Data excerpts
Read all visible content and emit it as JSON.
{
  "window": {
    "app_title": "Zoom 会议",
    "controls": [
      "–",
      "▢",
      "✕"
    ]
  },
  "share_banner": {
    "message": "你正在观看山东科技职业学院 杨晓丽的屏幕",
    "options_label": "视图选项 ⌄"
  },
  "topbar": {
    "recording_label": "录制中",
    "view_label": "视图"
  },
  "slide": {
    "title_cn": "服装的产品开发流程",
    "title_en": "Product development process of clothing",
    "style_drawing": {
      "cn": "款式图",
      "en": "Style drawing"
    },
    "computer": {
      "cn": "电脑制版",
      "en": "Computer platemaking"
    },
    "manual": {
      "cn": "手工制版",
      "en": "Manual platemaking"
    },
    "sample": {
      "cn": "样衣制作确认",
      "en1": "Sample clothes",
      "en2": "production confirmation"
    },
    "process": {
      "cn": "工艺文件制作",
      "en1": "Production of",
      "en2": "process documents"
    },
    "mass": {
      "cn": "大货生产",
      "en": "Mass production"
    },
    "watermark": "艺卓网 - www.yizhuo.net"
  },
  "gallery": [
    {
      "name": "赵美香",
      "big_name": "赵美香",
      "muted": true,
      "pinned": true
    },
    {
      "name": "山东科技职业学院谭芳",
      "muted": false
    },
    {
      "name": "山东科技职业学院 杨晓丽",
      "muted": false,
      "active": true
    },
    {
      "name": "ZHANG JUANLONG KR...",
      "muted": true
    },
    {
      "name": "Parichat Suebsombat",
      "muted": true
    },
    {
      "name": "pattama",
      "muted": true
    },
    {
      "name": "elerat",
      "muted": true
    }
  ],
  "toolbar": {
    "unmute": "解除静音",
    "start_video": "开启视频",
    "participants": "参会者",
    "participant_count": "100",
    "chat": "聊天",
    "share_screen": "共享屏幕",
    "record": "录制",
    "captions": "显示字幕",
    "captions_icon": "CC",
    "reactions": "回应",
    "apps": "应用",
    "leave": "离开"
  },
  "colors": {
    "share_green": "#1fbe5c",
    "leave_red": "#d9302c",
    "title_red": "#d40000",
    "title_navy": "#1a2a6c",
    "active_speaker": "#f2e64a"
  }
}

Instruction: Reproduce the entries above in full by retyping them exactly.

Response to this task:
Read all visible content and emit it as JSON.
{
  "window": {
    "app_title": "Zoom 会议",
    "controls": [
      "–",
      "▢",
      "✕"
    ]
  },
  "share_banner": {
    "message": "你正在观看山东科技职业学院 杨晓丽的屏幕",
    "options_label": "视图选项 ⌄"
  },
  "topbar": {
    "recording_label": "录制中",
    "view_label": "视图"
  },
  "slide": {
    "title_cn": "服装的产品开发流程",
    "title_en": "Product development process of clothing",
    "style_drawing": {
      "cn": "款式图",
      "en": "Style drawing"
    },
    "computer": {
      "cn": "电脑制版",
      "en": "Computer platemaking"
    },
    "manual": {
      "cn": "手工制版",
      "en": "Manual platemaking"
    },
    "sample": {
      "cn": "样衣制作确认",
      "en1": "Sample clothes",
      "en2": "production confirmation"
    },
    "process": {
      "cn": "工艺文件制作",
      "en1": "Production of",
      "en2": "process documents"
    },
    "mass": {
      "cn": "大货生产",
      "en": "Mass production"
    },
    "watermark": "艺卓网 - www.yizhuo.net"
  },
  "gallery": [
    {
      "name": "赵美香",
      "big_name": "赵美香",
      "muted": true,
      "pinned": true
    },
    {
      "name": "山东科技职业学院谭芳",
      "muted": false
    },
    {
      "name": "山东科技职业学院 杨晓丽",
      "muted": false,
      "active": true
    },
    {
      "name": "ZHANG JUANLONG KR...",
      "muted": true
    },
    {
      "name": "Parichat Suebsombat",
      "muted": true
    },
    {
      "name": "pattama",
      "muted": true
    },
    {
      "name": "elerat",
      "muted": true
    }
  ],
  "toolbar": {
    "unmute": "解除静音",
    "start_video": "开启视频",
    "participants": "参会者",
    "participant_count": "100",
    "chat": "聊天",
    "share_screen": "共享屏幕",
    "record": "录制",
    "captions": "显示字幕",
    "captions_icon": "CC",
    "reactions": "回应",
    "apps": "应用",
    "leave": "离开"
  },
  "colors": {
    "share_green": "#1fbe5c",
    "leave_red": "#d9302c",
    "title_red": "#d40000",
    "title_navy": "#1a2a6c",
    "active_speaker": "#f2e64a"
  }
}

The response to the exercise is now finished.